··· DATASET RECORDS ···

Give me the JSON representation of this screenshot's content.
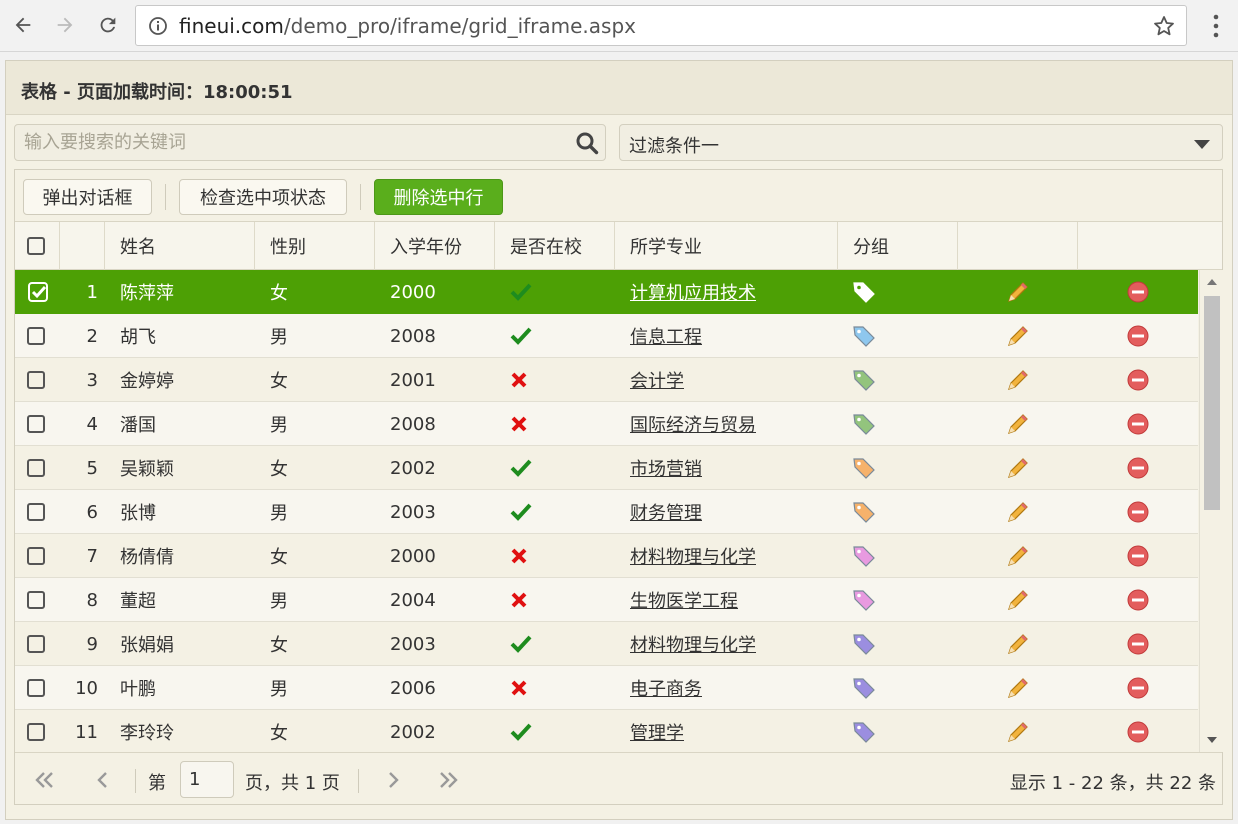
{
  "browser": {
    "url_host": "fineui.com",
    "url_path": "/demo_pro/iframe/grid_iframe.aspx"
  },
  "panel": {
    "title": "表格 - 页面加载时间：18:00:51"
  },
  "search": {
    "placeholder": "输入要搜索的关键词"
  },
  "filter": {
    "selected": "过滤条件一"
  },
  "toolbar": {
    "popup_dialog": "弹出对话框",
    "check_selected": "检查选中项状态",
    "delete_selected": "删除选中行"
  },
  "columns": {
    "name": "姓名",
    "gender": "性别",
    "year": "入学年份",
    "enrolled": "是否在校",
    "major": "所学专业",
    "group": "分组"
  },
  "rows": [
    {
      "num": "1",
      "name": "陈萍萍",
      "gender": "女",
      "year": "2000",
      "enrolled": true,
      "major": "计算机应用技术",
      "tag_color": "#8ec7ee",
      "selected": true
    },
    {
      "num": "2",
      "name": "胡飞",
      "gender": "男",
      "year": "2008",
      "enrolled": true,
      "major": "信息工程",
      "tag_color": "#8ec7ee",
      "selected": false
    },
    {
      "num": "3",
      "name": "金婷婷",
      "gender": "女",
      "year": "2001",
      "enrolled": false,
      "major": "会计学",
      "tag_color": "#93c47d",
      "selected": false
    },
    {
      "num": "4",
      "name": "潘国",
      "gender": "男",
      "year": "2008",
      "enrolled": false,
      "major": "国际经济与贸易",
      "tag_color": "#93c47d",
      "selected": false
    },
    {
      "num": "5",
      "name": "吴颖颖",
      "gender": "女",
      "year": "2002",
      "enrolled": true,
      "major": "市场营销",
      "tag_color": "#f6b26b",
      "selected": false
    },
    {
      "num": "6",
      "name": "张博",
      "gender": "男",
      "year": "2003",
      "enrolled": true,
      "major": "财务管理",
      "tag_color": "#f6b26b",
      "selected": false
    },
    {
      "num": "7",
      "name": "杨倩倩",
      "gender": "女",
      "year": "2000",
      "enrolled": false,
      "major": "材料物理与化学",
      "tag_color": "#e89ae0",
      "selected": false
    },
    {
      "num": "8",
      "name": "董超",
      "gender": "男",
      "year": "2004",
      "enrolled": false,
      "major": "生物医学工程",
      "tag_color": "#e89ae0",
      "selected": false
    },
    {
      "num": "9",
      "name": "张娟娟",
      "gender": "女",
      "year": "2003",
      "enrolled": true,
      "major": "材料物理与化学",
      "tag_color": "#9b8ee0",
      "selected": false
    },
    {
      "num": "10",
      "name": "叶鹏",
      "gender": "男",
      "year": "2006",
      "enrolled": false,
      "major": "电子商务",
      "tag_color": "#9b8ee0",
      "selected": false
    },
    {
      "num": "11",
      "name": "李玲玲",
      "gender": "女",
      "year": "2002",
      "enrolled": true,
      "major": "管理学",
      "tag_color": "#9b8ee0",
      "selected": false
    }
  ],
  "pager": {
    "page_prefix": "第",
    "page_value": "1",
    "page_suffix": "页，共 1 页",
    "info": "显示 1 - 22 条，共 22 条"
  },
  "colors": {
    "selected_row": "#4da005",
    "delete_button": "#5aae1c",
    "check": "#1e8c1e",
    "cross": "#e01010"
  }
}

···
··· DATASET RECORDS ···

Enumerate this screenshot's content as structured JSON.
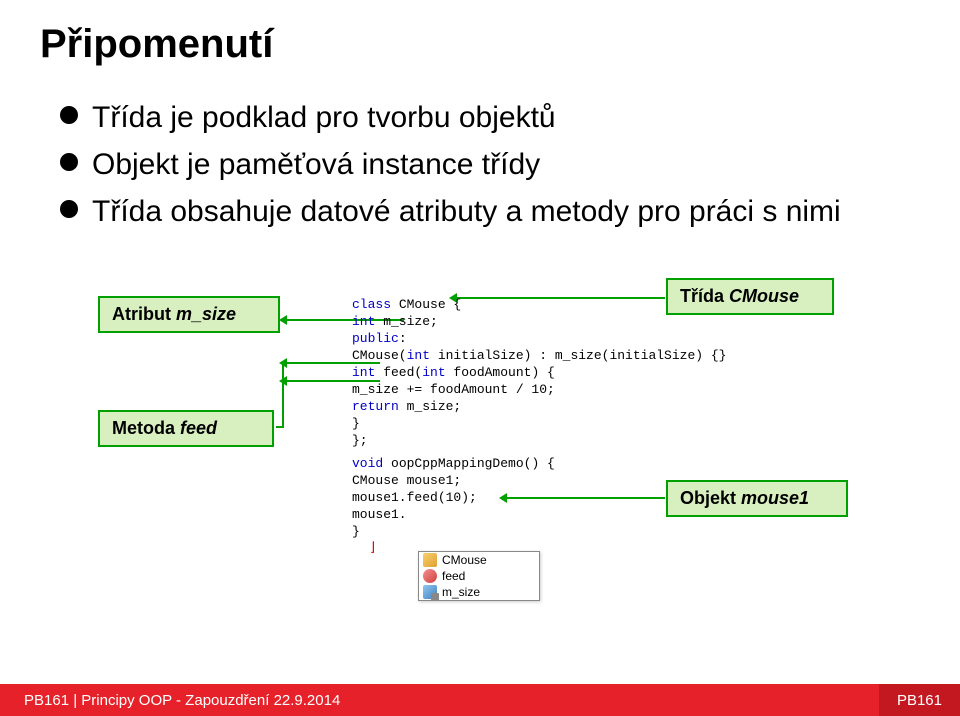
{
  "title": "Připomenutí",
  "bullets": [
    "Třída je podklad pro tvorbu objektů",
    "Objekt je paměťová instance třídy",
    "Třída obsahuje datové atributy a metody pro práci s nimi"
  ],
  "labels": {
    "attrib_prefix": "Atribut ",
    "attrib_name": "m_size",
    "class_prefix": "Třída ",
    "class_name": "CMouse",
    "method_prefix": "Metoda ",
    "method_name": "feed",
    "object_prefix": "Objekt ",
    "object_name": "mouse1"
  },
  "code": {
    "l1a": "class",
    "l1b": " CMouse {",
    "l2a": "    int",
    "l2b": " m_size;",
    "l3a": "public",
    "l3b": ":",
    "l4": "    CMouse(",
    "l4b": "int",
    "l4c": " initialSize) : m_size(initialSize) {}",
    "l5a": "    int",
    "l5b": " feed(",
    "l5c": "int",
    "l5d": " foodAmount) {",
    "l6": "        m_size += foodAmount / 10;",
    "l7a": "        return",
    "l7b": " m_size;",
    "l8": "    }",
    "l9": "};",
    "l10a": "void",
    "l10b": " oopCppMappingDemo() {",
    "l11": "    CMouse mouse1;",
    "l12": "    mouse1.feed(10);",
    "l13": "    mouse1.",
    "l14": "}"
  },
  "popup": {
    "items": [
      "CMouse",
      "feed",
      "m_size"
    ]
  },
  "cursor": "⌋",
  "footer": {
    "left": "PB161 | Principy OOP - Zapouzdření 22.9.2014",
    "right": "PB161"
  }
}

···

_DIRECTION:_ Where a line in the entries holds the word "this", copy that line.

_THE OUTPUT:_
Give me the JSON representation of this screenshot's content.
Enumerate this screenshot's content as structured JSON.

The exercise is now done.